**Task 1**
Convert the rows, from the first one through the one containing "paragraph-line: 垂线后,教师追问学生:还能画出 L", into a Markdown table with the columns No. and Line, where No. is the row number, and skip any blank lines.

Later, in August of 1923, as he was piloting a passenger cruise boat on a return trip from Lower Saranac Lake, his 10-year-old son, Roland, fell overboard in the narrows above the lower locks. Capt. Thomas immediately jumped in to save his son and disappeared below the surface never to rise. His son was quickly hauled on board and was never in real danger. The drowned body of Thomas was found on the following morning where it had been lodged between rocks in the river bottom directly in front of his own camp.

The next project to be sponsored by the Boat & Waterways Club was the Summer Regatta which was held either on Lake Flower or Lower Saranac Lake. The main attraction was boat racing which featured events for all the varying classifications. Guideboats, canoes, inboards, and outboards were represented in each of the individual classes listed in the program.

The power boats were rated by horsepower of the engines and handicapped according to M.P.H. limits. In this manner all boats, whether racing models or pleasure launches, could compete in the various events. In addition to the races aquaplaning and canoe tilting contests were popular attractions.

On August 30, 1922 the regatta was held on Lower Saranac Lake, beginning at 3 p.m. The program listed eight events. The event, type of boat, winning driver and boat name were as follows:

I — Outboard, Dorothea Simmons, Poker Dot

II — Class E (10 mph), E. P. Miller, Louise

III — Guideboat, Clint McDougal, Name unknown

IV — Class D (15 mph), William Hanes, Tonona

V — Class C (15 mph), John Kane, Adios II

VI — Men's Aquaplane, Frank Bentley, Muquet

VII — Ladies Aquaplane, Elizabeth Lockwood, Let-er-go

VIII — Bang & Go Back, Mrs. H. Thomas, WaWa

The club officers for that year were: Commodore — Walter H. Larom, Vice Commodore — Charles C. Harris, Rear Commodore — A.W. Currier, Fleet Captain — Matt Davis, Secretary — Morton Mills, and Treasurer — John A. Galloway.

Headquarters for the events during the 1922 meet were at the old Algonquin Hotel boathouse where, as can be seen in the accompanying photo, a large turnout of spectators could view the events. The hotel had been closed two years earlier but Burt Alvord had leased the boathouse which continued to operate for another 20 years.

**Task 2**
Where were the headquarters for the events of the 1922 meet, according to the passage on the Saranac Lake regatta?

[Layout annotation rows]
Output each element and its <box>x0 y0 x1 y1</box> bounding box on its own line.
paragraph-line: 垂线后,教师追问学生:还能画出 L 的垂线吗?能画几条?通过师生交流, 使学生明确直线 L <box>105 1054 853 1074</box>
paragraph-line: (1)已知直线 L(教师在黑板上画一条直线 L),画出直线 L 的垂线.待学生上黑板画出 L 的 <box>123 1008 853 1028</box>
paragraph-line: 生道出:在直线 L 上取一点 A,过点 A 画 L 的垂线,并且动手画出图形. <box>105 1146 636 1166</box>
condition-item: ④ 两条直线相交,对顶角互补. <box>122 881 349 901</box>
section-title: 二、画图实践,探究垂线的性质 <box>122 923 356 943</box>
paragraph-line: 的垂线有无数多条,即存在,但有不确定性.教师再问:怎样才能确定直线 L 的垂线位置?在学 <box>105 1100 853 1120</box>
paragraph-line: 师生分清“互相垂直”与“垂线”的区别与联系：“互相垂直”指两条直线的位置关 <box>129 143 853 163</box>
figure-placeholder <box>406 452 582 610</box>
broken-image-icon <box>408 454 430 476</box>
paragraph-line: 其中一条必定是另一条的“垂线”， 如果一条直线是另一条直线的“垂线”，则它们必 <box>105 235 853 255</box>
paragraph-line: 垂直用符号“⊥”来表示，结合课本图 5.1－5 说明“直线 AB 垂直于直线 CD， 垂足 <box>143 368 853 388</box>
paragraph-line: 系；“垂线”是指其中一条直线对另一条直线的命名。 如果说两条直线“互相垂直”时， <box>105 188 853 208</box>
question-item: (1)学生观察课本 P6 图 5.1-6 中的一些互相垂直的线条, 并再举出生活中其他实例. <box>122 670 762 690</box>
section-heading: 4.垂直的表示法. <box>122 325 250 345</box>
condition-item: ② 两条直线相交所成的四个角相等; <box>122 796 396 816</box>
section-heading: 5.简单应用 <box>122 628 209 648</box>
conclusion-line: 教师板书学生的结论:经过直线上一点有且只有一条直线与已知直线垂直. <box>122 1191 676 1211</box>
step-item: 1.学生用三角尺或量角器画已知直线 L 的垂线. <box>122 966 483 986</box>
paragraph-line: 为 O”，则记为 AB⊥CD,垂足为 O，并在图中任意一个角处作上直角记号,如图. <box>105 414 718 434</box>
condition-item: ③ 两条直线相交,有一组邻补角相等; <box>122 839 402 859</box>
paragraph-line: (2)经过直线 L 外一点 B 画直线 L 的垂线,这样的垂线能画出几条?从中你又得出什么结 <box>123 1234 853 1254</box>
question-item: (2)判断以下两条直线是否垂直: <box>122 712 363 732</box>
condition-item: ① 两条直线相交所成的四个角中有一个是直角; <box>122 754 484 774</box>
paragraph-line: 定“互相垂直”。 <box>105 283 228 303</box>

**Full solution 1**
| No. | Line |
|---|---|
| 1 | Output each element and its <box>x0 y0 x1 y1</box> bounding box on its own line. |
| 2 | paragraph-line: 垂线后,教师追问学生:还能画出 L 的垂线吗?能画几条?通过师生交流, 使学生明确直线 L <box>105 1054 853 1074</box> |

**Full solution 2**
At the old Algonquin Hotel boathouse.